## ENTRIES PROVIDED
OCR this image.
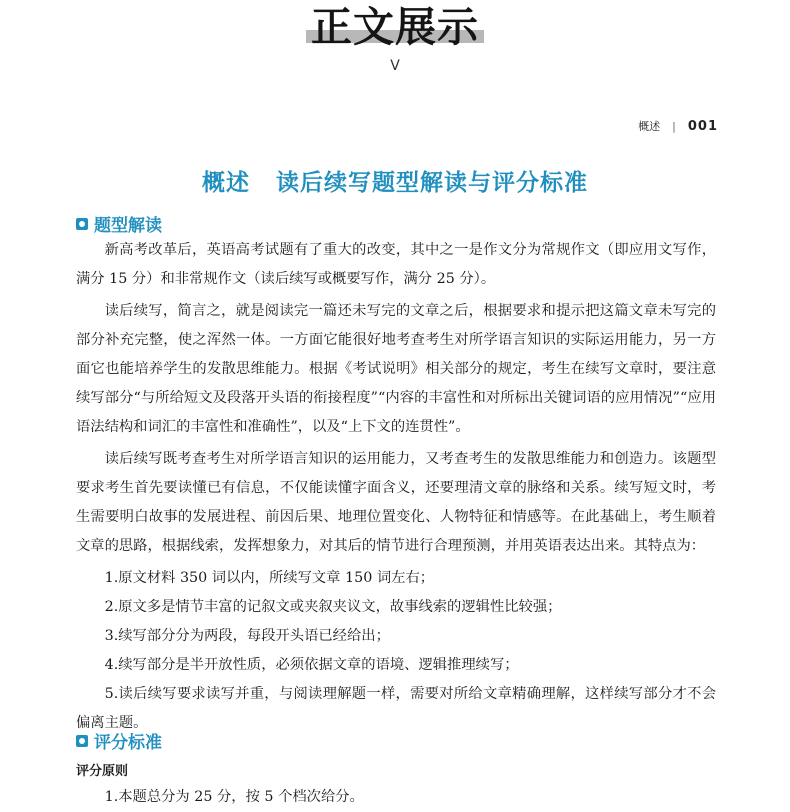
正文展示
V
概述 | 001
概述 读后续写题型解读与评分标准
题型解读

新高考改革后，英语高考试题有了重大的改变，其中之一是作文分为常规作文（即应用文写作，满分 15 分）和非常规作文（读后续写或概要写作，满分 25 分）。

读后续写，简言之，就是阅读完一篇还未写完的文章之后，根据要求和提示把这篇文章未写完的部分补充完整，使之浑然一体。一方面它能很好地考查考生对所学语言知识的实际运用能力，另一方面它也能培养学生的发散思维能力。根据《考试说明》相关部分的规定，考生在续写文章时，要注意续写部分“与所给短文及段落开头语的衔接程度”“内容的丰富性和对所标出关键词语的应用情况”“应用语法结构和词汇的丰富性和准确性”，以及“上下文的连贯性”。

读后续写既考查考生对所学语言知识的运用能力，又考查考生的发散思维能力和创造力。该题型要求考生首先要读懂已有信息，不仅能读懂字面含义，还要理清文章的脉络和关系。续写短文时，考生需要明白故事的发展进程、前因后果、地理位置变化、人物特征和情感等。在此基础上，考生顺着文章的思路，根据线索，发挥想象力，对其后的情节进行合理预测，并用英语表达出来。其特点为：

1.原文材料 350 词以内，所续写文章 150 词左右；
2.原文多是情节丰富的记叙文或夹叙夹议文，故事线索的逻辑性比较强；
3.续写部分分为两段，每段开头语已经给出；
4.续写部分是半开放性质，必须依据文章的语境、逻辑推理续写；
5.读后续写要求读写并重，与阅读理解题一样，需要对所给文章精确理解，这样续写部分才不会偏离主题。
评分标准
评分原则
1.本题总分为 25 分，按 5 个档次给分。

* * *

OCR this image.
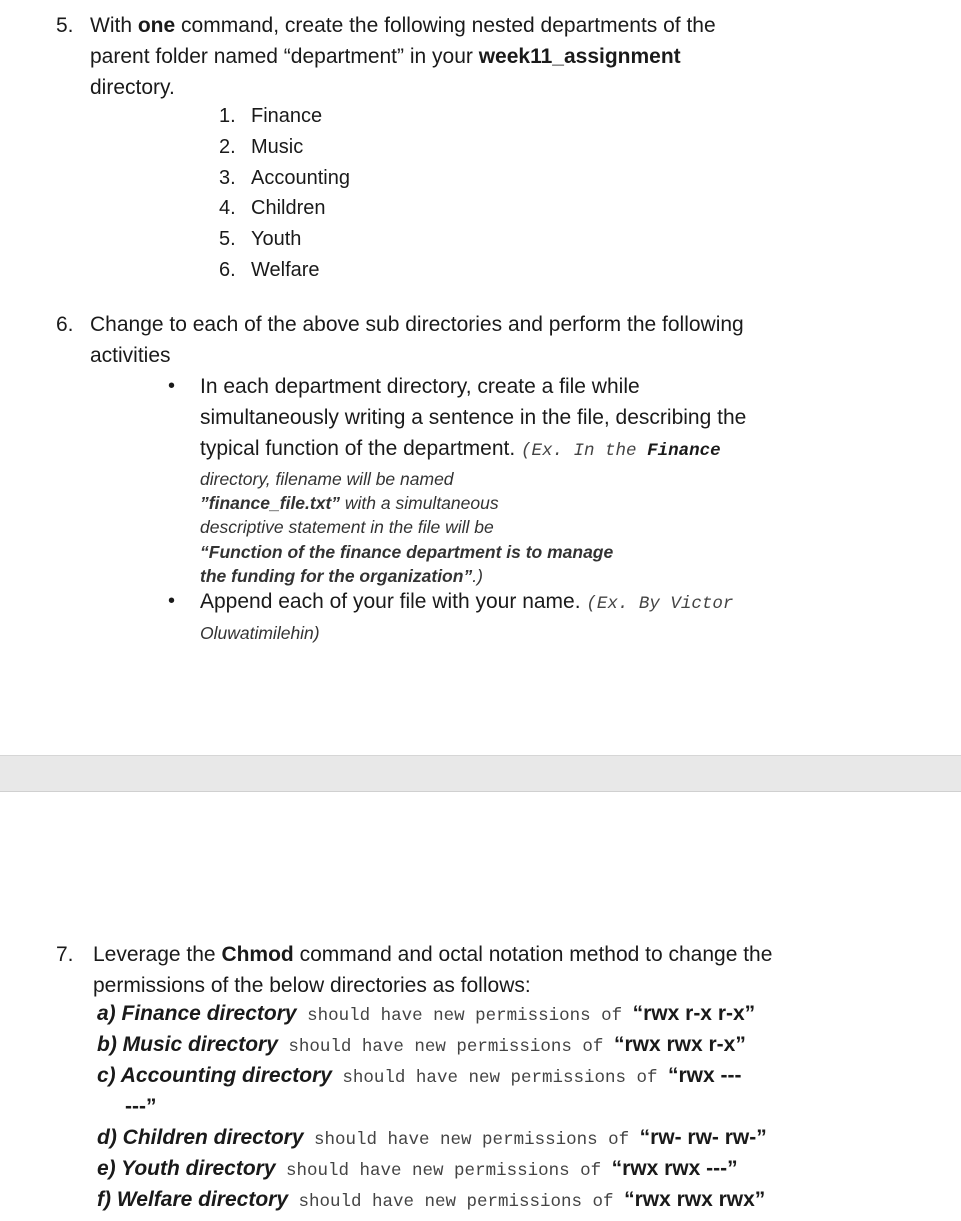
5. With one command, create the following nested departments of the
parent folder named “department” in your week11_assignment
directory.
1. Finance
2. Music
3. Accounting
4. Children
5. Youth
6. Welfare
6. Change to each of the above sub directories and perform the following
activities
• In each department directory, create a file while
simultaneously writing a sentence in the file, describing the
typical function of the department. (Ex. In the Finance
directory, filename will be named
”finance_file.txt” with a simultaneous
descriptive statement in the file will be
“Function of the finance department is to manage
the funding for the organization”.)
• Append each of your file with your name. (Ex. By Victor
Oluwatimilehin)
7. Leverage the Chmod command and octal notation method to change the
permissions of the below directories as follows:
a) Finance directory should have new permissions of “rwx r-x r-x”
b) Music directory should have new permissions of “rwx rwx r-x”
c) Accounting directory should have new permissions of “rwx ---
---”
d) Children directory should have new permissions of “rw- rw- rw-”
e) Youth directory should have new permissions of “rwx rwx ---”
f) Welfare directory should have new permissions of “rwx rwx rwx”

==

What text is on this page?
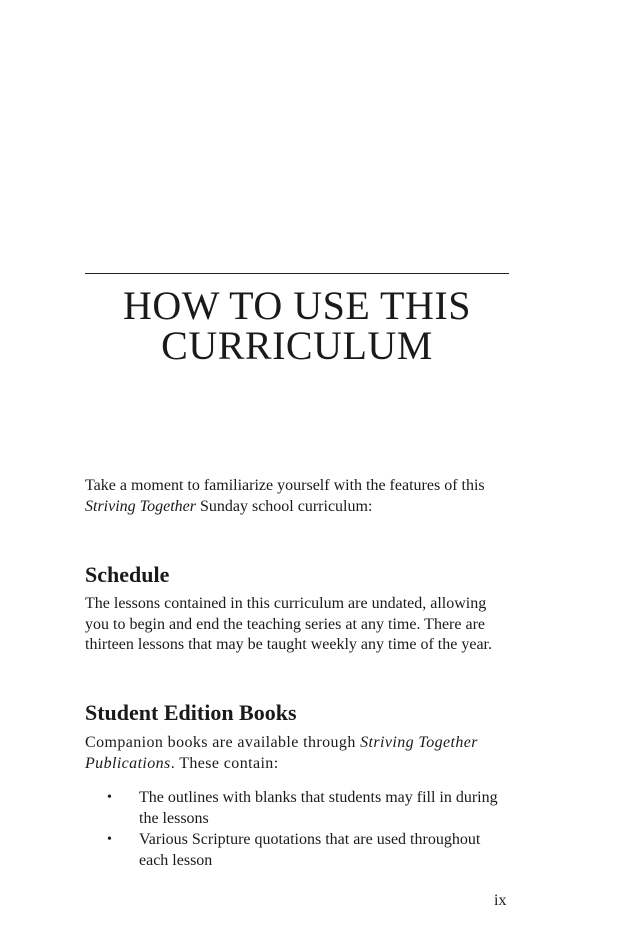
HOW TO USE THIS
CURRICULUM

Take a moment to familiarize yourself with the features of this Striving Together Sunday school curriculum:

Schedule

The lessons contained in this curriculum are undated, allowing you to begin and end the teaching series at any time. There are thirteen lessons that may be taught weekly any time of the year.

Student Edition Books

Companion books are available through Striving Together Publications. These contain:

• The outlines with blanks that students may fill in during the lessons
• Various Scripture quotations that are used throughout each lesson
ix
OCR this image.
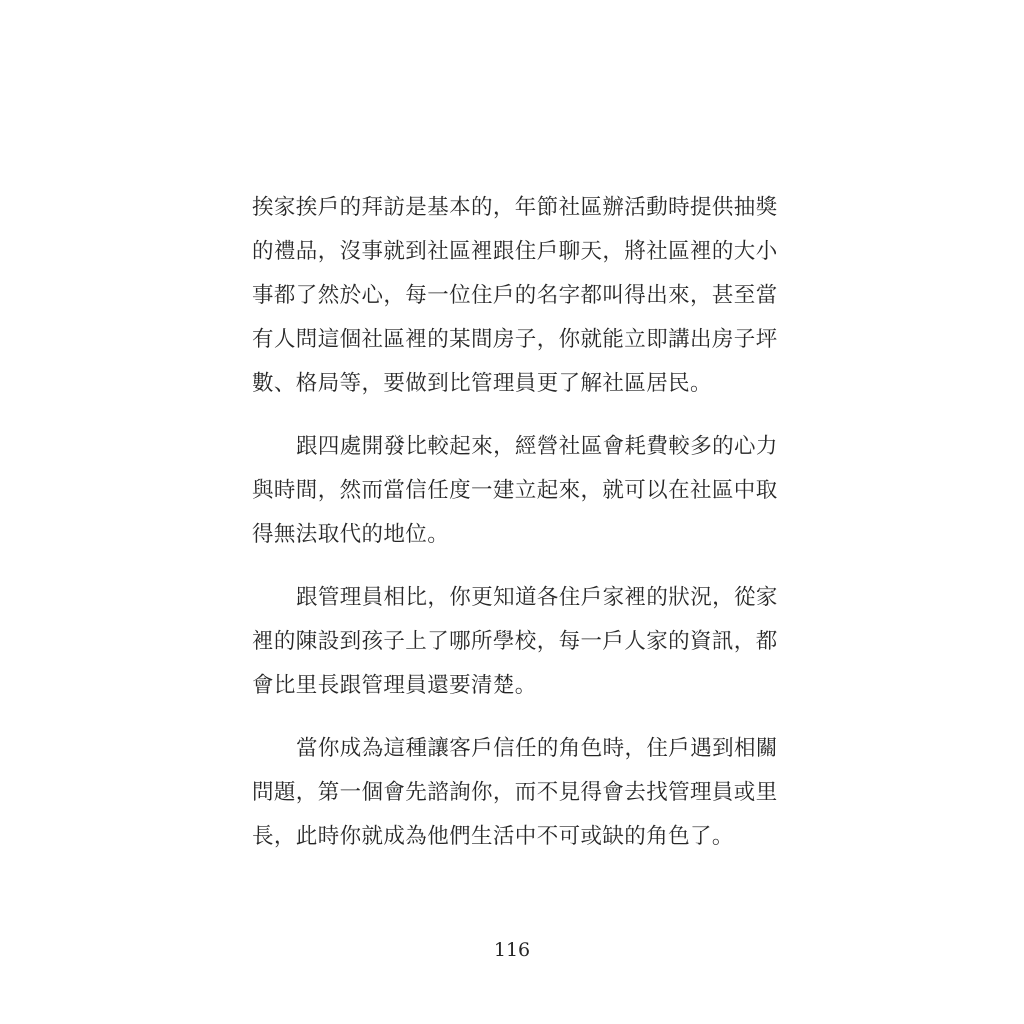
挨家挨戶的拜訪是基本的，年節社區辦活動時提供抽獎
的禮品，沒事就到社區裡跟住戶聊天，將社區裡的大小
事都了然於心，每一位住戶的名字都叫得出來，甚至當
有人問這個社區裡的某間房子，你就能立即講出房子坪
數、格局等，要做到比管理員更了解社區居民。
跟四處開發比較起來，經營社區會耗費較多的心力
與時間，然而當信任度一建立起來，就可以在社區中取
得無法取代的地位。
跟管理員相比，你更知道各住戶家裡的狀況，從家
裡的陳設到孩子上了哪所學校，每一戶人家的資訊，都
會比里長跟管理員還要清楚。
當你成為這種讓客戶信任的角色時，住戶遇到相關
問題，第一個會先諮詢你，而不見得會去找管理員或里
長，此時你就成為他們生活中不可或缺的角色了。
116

## WRITTEN INSTRUCTION
Return every line above that contains the word "Youth".

## RESPONSE TO THIS TASK
5. Youth
e) Youth directory should have new permissions of “rwx rwx ---”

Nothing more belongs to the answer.